• **Task directions**:
Your job is to copy the lines from the material that include "Bacteroidetes".
_ _ _ _ _
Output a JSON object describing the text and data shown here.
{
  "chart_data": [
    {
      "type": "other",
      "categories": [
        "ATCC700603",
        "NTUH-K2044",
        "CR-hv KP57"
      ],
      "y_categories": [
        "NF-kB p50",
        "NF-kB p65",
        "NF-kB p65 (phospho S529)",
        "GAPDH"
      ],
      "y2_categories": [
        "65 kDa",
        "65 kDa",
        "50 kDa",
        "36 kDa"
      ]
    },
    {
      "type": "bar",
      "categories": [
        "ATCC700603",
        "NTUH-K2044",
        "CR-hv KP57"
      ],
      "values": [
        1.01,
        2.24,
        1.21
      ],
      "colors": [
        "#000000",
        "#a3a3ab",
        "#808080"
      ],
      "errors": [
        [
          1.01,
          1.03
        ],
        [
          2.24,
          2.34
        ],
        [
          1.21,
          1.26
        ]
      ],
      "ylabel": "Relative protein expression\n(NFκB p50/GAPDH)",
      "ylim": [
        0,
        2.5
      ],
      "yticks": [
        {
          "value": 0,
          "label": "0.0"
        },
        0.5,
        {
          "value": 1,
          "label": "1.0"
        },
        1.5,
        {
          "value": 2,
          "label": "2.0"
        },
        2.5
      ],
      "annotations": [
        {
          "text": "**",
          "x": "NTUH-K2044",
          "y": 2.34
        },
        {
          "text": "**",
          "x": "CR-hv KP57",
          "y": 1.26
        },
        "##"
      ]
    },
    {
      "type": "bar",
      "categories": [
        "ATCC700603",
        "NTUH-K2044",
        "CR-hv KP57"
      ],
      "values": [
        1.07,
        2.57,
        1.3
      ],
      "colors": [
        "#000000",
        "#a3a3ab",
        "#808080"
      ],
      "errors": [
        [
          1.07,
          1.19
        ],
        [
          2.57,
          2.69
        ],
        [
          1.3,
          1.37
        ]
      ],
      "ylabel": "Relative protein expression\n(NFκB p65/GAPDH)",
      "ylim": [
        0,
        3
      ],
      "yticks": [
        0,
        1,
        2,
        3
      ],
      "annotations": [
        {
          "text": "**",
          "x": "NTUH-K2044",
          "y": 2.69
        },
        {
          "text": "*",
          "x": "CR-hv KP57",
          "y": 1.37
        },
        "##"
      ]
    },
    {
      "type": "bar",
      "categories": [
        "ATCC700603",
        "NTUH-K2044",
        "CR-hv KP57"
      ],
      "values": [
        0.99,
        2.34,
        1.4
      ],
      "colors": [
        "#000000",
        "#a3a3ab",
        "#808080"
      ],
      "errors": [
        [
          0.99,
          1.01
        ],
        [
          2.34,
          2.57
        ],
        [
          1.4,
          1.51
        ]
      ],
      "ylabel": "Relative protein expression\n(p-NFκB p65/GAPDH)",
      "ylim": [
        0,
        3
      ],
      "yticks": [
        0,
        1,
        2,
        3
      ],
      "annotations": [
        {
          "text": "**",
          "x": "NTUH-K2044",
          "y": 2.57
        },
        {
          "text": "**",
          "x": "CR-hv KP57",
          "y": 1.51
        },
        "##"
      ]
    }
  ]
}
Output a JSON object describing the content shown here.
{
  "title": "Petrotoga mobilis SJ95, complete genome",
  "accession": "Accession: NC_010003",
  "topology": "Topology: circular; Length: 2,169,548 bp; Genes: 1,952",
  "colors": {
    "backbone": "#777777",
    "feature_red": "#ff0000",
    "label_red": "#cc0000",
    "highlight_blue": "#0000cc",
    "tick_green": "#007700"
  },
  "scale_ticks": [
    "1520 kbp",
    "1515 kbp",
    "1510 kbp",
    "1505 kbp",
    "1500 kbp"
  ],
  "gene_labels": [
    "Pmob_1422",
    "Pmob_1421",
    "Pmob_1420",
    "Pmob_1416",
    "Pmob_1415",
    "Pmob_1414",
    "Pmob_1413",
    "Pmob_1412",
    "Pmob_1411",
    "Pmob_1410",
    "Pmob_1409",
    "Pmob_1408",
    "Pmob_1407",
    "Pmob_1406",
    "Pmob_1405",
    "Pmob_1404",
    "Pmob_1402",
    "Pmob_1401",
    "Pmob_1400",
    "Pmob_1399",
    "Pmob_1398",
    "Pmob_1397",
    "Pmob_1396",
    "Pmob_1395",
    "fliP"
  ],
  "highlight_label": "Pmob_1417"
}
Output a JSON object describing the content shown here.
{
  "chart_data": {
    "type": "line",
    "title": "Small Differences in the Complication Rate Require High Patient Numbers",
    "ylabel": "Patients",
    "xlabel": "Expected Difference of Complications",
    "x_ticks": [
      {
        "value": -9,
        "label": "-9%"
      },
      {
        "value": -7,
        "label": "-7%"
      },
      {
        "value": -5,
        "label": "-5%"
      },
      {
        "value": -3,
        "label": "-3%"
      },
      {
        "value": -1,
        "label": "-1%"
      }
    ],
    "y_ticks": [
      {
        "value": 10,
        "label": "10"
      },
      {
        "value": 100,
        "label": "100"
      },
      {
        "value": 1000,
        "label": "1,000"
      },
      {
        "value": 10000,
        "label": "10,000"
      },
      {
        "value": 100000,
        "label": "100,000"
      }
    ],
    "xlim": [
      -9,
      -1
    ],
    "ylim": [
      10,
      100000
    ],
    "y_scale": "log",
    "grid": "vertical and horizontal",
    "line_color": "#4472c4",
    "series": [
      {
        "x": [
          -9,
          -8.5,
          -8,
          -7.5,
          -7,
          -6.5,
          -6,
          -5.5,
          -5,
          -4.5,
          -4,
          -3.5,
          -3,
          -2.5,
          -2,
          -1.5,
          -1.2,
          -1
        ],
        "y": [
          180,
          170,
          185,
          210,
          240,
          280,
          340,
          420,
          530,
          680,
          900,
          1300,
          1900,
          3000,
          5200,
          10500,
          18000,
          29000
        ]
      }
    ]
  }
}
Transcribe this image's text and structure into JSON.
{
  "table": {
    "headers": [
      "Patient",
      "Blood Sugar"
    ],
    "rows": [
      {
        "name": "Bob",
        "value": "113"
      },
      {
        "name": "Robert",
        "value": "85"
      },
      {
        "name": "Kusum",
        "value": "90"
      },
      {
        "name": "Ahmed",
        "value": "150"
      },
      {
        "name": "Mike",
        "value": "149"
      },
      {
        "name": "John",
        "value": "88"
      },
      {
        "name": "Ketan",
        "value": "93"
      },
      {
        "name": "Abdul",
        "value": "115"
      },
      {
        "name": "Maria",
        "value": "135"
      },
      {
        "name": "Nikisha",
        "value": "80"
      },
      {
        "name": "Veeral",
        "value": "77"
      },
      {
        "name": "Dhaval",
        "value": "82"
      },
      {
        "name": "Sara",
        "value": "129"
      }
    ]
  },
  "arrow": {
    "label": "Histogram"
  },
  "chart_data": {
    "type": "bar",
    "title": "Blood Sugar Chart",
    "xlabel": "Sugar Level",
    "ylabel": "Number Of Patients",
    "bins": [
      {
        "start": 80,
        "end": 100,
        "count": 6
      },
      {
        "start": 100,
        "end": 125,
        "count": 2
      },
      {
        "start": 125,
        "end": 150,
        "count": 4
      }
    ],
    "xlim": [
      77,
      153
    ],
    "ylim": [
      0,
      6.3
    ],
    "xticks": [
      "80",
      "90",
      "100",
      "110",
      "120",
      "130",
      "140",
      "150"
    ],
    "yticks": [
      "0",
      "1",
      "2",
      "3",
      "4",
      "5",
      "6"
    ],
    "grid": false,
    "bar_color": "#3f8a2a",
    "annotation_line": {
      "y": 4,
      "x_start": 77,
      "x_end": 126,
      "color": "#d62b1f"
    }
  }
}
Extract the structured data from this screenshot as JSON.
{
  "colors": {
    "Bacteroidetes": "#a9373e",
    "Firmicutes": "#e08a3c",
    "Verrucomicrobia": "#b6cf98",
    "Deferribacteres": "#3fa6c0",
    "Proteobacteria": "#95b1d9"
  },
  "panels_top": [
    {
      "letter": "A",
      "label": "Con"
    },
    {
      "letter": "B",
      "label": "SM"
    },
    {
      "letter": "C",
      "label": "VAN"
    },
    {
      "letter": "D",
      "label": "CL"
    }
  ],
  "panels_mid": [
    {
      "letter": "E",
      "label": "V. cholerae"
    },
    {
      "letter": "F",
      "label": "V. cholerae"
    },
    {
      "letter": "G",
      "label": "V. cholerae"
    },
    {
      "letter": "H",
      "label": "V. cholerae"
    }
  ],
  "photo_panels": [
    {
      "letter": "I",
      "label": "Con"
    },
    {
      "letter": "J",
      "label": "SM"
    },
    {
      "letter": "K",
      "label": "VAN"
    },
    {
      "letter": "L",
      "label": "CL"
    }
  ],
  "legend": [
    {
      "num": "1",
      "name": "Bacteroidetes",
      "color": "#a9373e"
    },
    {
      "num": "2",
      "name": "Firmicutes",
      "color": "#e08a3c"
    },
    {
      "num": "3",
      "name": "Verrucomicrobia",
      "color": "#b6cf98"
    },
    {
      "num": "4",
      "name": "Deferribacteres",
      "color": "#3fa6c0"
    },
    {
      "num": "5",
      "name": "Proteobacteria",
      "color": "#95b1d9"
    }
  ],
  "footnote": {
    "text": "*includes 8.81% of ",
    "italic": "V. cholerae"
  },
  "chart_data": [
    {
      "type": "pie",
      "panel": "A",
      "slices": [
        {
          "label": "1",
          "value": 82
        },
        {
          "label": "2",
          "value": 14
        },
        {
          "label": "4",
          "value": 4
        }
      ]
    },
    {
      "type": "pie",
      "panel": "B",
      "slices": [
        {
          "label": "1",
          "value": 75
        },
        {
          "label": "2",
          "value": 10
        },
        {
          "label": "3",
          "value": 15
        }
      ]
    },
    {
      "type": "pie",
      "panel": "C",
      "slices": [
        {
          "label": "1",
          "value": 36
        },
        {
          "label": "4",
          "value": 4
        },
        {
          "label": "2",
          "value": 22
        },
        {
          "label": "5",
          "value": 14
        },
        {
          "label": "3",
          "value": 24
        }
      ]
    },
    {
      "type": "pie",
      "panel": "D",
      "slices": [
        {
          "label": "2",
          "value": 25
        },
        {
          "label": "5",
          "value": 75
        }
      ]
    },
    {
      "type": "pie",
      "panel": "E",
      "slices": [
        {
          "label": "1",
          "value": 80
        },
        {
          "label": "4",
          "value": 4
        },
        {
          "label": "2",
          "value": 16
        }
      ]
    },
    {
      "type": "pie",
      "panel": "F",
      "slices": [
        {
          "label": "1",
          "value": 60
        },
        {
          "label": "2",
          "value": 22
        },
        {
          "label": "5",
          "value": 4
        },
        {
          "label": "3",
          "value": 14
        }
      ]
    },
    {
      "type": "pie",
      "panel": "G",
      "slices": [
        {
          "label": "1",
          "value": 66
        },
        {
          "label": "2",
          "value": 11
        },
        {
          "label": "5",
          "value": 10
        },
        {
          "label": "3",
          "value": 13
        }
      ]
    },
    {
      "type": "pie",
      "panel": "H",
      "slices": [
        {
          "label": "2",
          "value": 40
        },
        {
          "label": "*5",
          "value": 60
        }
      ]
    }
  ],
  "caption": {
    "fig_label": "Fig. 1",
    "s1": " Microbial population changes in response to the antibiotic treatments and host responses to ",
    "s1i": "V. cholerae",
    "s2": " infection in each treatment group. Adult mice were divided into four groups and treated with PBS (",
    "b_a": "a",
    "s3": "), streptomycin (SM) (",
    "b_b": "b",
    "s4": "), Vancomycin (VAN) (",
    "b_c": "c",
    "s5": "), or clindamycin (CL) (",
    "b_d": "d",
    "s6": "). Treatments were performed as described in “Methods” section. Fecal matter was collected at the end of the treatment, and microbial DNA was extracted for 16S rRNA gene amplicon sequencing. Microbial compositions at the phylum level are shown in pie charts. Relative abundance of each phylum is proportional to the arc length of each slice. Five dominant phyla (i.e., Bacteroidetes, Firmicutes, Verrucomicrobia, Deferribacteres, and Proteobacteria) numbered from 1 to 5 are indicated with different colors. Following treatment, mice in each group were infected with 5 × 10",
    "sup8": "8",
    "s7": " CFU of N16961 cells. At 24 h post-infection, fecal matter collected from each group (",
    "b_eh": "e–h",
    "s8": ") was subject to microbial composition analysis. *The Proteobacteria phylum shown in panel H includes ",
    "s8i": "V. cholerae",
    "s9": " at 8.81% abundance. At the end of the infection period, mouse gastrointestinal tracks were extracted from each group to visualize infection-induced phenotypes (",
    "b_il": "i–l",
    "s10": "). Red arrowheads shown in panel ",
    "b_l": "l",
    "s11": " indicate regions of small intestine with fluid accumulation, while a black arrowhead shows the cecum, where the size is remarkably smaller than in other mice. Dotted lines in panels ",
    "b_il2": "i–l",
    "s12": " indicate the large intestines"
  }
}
_ _ _ _ _
• **Answer to this exercise**:
    "Bacteroidetes": "#a9373e",
      "name": "Bacteroidetes",
    "s6": "). Treatments were performed as described in “Methods” section. Fecal matter was collected at the end of the treatment, and microbial DNA was extracted for 16S rRNA gene amplicon sequencing. Microbial compositions at the phylum level are shown in pie charts. Relative abundance of each phylum is proportional to the arc length of each slice. Five dominant phyla (i.e., Bacteroidetes, Firmicutes, Verrucomicrobia, Deferribacteres, and Proteobacteria) numbered from 1 to 5 are indicated with different colors. Following treatment, mice in each group were infected with 5 × 10",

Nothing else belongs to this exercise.